[Dataset items]
====

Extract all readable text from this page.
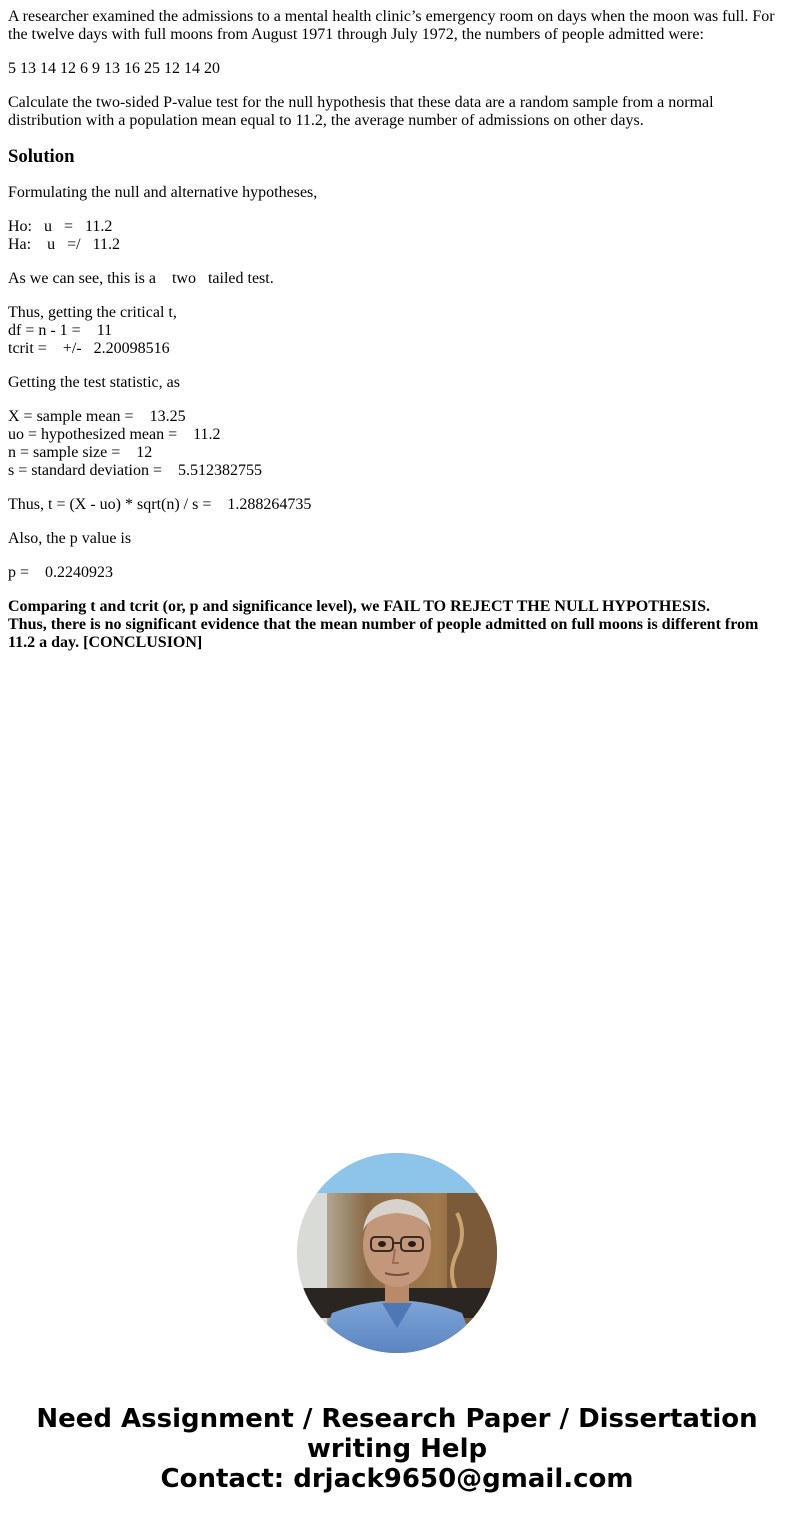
A researcher examined the admissions to a mental health clinic’s emergency room on days when the moon was full. For the twelve days with full moons from August 1971 through July 1972, the numbers of people admitted were:

5 13 14 12 6 9 13 16 25 12 14 20

Calculate the two-sided P-value test for the null hypothesis that these data are a random sample from a normal distribution with a population mean equal to 11.2, the average number of admissions on other days.

Solution

Formulating the null and alternative hypotheses,

Ho:   u   =   11.2
Ha:    u   =/   11.2

As we can see, this is a    two   tailed test.

Thus, getting the critical t,
df = n - 1 =    11
tcrit =    +/-   2.20098516

Getting the test statistic, as

X = sample mean =    13.25
uo = hypothesized mean =    11.2
n = sample size =    12
s = standard deviation =    5.512382755

Thus, t = (X - uo) * sqrt(n) / s =    1.288264735

Also, the p value is

p =    0.2240923

Comparing t and tcrit (or, p and significance level), we FAIL TO REJECT THE NULL HYPOTHESIS.
Thus, there is no significant evidence that the mean number of people admitted on full moons is different from 11.2 a day. [CONCLUSION]

Need Assignment / Research Paper / Dissertation
writing Help
Contact: drjack9650@gmail.com
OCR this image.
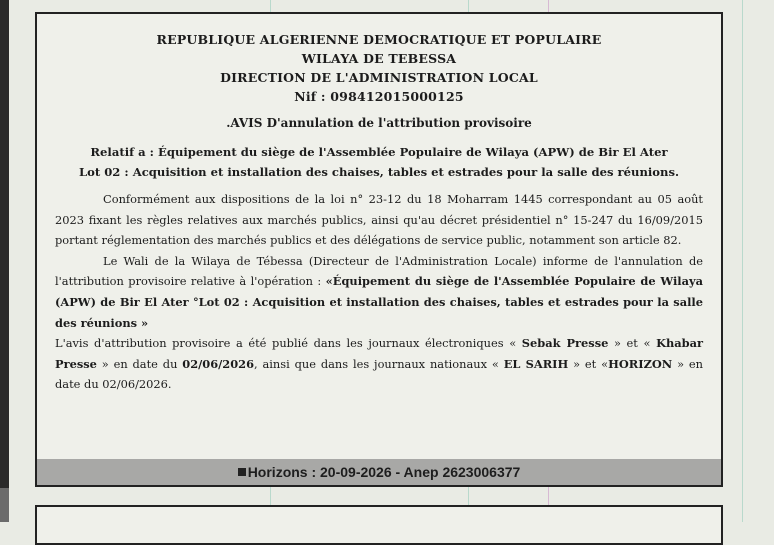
REPUBLIQUE ALGERIENNE DEMOCRATIQUE ET POPULAIRE
WILAYA DE TEBESSA
DIRECTION DE L'ADMINISTRATION LOCAL
Nif : 098412015000125
.AVIS D'annulation de l'attribution provisoire
Relatif a : Équipement du siège de l'Assemblée Populaire de Wilaya (APW) de Bir El Ater
Lot 02 : Acquisition et installation des chaises, tables et estrades pour la salle des réunions.

Conformément aux dispositions de la loi n° 23-12 du 18 Moharram 1445 correspondant au 05 août 2023 fixant les règles relatives aux marchés publics, ainsi qu'au décret présidentiel n° 15-247 du 16/09/2015 portant réglementation des marchés publics et des délégations de service public, notamment son article 82.

Le Wali de la Wilaya de Tébessa (Directeur de l'Administration Locale) informe de l'annulation de l'attribution provisoire relative à l'opération : «Équipement du siège de l'Assemblée Populaire de Wilaya (APW) de Bir El Ater °Lot 02 : Acquisition et installation des chaises, tables et estrades pour la salle des réunions »

L'avis d'attribution provisoire a été publié dans les journaux électroniques « Sebak Presse » et « Khabar Presse » en date du 02/06/2026, ainsi que dans les journaux nationaux « EL SARIH » et «HORIZON » en date du 02/06/2026.

Horizons : 20-09-2026 - Anep 2623006377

====

**GIVEN INSTRUCTION:**
Copy out each line of the listing that holds "from".

**FULL SOLUTION:**
Extract all readable text from this page.
A researcher examined the admissions to a mental health clinic’s emergency room on days when the moon was full. For the twelve days with full moons from August 1971 through July 1972, the numbers of people admitted were:
Calculate the two-sided P-value test for the null hypothesis that these data are a random sample from a normal distribution with a population mean equal to 11.2, the average number of admissions on other days.
Thus, there is no significant evidence that the mean number of people admitted on full moons is different from 11.2 a day. [CONCLUSION]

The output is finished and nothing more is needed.